[Source data]
[BEGIN]

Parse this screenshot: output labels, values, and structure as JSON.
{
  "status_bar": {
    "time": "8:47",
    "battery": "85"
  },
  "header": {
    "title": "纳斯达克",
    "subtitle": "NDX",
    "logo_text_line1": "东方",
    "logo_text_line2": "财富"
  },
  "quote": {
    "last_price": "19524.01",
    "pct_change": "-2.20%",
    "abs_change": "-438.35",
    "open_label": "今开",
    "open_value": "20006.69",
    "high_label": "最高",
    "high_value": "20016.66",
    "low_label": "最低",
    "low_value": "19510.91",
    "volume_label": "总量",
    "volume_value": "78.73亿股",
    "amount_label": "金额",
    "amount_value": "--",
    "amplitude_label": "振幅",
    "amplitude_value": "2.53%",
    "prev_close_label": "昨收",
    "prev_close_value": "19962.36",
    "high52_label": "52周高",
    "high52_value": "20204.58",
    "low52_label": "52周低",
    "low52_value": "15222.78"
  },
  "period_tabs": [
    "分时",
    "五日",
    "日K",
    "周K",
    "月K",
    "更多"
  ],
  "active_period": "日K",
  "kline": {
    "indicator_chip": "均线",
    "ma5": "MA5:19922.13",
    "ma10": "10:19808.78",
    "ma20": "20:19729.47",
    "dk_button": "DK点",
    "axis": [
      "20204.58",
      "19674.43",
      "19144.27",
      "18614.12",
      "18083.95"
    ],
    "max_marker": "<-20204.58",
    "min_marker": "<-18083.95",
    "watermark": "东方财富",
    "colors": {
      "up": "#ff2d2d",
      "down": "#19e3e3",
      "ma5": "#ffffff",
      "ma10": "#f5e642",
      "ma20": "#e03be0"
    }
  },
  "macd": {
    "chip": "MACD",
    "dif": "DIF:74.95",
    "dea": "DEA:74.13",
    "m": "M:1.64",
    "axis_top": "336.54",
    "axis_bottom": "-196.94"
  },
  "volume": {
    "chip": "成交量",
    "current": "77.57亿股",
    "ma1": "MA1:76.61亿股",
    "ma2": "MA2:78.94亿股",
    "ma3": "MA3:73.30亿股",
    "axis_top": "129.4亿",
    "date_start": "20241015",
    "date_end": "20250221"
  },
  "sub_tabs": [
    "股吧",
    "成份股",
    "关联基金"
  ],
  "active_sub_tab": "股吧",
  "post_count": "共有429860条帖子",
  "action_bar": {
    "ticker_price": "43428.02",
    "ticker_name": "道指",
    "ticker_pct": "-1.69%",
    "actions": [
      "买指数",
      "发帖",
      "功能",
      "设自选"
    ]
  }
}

[END]

Problem details: Print the complete listing again, exactly as it stands.

Solution to this exercise:
Parse this screenshot: output labels, values, and structure as JSON.
{
  "status_bar": {
    "time": "8:47",
    "battery": "85"
  },
  "header": {
    "title": "纳斯达克",
    "subtitle": "NDX",
    "logo_text_line1": "东方",
    "logo_text_line2": "财富"
  },
  "quote": {
    "last_price": "19524.01",
    "pct_change": "-2.20%",
    "abs_change": "-438.35",
    "open_label": "今开",
    "open_value": "20006.69",
    "high_label": "最高",
    "high_value": "20016.66",
    "low_label": "最低",
    "low_value": "19510.91",
    "volume_label": "总量",
    "volume_value": "78.73亿股",
    "amount_label": "金额",
    "amount_value": "--",
    "amplitude_label": "振幅",
    "amplitude_value": "2.53%",
    "prev_close_label": "昨收",
    "prev_close_value": "19962.36",
    "high52_label": "52周高",
    "high52_value": "20204.58",
    "low52_label": "52周低",
    "low52_value": "15222.78"
  },
  "period_tabs": [
    "分时",
    "五日",
    "日K",
    "周K",
    "月K",
    "更多"
  ],
  "active_period": "日K",
  "kline": {
    "indicator_chip": "均线",
    "ma5": "MA5:19922.13",
    "ma10": "10:19808.78",
    "ma20": "20:19729.47",
    "dk_button": "DK点",
    "axis": [
      "20204.58",
      "19674.43",
      "19144.27",
      "18614.12",
      "18083.95"
    ],
    "max_marker": "<-20204.58",
    "min_marker": "<-18083.95",
    "watermark": "东方财富",
    "colors": {
      "up": "#ff2d2d",
      "down": "#19e3e3",
      "ma5": "#ffffff",
      "ma10": "#f5e642",
      "ma20": "#e03be0"
    }
  },
  "macd": {
    "chip": "MACD",
    "dif": "DIF:74.95",
    "dea": "DEA:74.13",
    "m": "M:1.64",
    "axis_top": "336.54",
    "axis_bottom": "-196.94"
  },
  "volume": {
    "chip": "成交量",
    "current": "77.57亿股",
    "ma1": "MA1:76.61亿股",
    "ma2": "MA2:78.94亿股",
    "ma3": "MA3:73.30亿股",
    "axis_top": "129.4亿",
    "date_start": "20241015",
    "date_end": "20250221"
  },
  "sub_tabs": [
    "股吧",
    "成份股",
    "关联基金"
  ],
  "active_sub_tab": "股吧",
  "post_count": "共有429860条帖子",
  "action_bar": {
    "ticker_price": "43428.02",
    "ticker_name": "道指",
    "ticker_pct": "-1.69%",
    "actions": [
      "买指数",
      "发帖",
      "功能",
      "设自选"
    ]
  }
}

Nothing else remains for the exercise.